[Start of RECORDS TO PROCESS]

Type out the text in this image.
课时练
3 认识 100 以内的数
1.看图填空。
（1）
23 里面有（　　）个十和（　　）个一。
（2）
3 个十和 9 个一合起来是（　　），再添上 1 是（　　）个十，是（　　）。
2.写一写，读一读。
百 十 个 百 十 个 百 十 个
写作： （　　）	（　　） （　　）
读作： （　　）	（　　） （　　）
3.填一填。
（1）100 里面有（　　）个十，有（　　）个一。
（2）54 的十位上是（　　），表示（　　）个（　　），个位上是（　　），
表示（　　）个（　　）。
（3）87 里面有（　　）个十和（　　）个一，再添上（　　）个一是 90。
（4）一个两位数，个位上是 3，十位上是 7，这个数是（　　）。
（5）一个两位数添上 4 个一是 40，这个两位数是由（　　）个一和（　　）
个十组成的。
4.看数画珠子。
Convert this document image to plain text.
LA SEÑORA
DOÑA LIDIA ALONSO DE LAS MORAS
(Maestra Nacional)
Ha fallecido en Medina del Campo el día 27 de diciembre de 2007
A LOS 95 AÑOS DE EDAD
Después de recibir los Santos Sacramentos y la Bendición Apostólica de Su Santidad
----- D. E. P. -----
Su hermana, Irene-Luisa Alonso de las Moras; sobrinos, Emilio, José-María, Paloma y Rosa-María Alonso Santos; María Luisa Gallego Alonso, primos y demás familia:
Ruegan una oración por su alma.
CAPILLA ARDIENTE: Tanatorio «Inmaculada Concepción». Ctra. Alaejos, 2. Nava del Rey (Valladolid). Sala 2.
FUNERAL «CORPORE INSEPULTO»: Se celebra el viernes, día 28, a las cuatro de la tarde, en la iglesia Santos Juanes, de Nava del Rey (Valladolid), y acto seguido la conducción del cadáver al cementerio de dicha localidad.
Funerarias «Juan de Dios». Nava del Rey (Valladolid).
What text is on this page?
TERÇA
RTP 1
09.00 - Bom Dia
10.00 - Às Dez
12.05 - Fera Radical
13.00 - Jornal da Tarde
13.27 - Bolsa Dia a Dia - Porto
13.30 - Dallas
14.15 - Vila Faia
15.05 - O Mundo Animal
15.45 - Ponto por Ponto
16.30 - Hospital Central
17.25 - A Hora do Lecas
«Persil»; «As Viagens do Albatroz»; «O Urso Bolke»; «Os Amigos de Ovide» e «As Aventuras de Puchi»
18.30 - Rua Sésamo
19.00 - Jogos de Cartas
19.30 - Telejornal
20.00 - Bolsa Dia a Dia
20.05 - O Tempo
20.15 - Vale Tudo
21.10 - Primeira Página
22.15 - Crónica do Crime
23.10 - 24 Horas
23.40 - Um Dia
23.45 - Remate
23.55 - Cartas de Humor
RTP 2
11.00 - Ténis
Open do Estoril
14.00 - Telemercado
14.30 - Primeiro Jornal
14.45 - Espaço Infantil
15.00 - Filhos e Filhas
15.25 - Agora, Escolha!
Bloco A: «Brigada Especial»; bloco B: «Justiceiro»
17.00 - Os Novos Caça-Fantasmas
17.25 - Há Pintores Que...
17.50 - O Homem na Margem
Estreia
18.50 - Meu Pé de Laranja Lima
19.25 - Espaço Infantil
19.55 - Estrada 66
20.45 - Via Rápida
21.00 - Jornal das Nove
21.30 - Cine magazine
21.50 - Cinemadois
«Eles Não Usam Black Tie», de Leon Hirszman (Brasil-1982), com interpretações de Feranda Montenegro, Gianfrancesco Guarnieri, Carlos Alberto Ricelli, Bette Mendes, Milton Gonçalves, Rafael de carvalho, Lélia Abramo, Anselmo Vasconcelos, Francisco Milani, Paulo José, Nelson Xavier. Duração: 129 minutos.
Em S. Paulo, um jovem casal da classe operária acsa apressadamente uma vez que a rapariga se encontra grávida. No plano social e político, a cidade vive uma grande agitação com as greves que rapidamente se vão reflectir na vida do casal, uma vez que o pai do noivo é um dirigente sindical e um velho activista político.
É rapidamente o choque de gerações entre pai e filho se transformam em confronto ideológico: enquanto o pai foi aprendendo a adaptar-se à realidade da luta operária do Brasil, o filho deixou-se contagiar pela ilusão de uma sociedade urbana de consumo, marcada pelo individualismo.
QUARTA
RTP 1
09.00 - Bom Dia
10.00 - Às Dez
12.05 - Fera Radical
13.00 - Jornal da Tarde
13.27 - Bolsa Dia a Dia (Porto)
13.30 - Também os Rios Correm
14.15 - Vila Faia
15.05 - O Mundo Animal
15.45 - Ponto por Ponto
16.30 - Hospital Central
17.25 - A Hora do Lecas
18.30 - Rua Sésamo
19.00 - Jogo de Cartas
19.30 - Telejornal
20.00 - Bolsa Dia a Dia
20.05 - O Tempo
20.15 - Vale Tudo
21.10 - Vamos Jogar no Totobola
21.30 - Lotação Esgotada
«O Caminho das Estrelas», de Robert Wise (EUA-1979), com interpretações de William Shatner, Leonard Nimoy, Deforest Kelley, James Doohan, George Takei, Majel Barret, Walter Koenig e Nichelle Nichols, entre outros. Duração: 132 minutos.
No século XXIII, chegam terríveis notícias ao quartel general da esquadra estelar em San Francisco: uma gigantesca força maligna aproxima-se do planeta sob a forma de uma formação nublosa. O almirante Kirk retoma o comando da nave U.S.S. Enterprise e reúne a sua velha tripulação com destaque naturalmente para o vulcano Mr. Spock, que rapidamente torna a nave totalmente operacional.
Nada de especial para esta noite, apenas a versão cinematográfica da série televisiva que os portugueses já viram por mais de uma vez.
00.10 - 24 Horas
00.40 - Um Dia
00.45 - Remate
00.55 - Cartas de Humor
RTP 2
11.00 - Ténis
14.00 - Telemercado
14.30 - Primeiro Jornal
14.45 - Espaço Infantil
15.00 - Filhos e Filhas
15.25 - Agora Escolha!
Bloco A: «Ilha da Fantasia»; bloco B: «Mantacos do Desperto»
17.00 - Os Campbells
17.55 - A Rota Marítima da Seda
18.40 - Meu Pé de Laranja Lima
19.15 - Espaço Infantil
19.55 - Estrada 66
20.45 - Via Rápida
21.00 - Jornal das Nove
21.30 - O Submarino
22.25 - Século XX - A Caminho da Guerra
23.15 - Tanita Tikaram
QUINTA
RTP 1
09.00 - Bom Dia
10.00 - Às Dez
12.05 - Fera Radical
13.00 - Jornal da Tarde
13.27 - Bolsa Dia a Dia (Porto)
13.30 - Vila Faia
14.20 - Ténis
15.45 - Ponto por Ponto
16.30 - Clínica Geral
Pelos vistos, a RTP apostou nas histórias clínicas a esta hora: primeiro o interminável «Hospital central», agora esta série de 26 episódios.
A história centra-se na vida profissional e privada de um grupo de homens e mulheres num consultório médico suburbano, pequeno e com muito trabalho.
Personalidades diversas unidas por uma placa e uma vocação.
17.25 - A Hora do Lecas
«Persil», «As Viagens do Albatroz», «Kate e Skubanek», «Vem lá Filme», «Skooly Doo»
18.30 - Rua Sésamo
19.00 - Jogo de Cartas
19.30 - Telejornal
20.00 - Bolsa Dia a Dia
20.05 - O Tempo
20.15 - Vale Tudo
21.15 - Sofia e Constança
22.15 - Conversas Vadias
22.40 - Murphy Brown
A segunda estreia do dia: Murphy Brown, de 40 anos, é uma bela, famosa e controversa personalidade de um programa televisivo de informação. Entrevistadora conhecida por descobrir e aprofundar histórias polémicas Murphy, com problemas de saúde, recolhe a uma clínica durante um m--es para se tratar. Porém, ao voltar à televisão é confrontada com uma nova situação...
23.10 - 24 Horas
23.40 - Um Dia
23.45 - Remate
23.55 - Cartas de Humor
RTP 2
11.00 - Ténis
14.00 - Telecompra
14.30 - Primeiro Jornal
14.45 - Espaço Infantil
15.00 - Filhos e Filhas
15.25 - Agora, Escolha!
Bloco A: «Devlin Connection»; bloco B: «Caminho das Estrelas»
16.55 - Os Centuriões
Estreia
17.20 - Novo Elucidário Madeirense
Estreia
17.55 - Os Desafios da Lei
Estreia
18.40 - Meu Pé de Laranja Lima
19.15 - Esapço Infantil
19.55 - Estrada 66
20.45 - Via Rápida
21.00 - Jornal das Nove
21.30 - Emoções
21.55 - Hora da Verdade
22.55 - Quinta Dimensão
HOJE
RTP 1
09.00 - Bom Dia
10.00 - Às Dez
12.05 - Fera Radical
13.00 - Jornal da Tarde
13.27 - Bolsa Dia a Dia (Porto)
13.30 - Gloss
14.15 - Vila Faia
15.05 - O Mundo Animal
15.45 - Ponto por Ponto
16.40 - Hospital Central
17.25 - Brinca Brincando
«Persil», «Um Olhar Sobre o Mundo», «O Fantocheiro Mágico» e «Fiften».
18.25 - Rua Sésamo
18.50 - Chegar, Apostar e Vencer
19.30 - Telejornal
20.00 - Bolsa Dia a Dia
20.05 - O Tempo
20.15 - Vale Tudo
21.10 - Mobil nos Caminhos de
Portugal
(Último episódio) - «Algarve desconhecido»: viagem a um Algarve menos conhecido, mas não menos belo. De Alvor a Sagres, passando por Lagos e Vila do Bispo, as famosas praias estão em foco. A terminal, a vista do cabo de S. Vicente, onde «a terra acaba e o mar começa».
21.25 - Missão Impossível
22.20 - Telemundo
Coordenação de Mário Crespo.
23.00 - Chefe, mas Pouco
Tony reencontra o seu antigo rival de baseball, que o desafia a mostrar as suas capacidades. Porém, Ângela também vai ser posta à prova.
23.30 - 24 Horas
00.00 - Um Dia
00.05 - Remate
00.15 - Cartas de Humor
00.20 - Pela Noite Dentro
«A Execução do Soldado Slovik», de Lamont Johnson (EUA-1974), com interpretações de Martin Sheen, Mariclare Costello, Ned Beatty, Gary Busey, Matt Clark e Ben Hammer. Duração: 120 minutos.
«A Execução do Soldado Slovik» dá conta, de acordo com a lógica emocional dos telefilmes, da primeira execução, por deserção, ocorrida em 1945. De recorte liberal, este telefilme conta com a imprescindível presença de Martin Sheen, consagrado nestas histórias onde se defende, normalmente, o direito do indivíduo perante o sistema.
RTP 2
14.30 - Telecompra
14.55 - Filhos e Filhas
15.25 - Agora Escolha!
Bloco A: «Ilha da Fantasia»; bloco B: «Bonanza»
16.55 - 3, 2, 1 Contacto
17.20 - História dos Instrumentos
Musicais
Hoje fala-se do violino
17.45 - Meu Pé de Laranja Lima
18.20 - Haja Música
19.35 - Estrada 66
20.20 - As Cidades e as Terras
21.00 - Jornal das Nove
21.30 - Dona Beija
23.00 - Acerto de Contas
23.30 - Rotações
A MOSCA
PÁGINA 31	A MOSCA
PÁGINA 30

[End of RECORDS TO PROCESS]

PROBLEM TO WORK ON ▸
Which lines contain the word "Bloco"? Copy each one.

FINAL RESULT ▸
Bloco A: «Brigada Especial»; bloco B: «Justiceiro»
Bloco A: «Ilha da Fantasia»; bloco B: «Mantacos do Desperto»
Bloco A: «Devlin Connection»; bloco B: «Caminho das Estrelas»
Bloco A: «Ilha da Fantasia»; bloco B: «Bonanza»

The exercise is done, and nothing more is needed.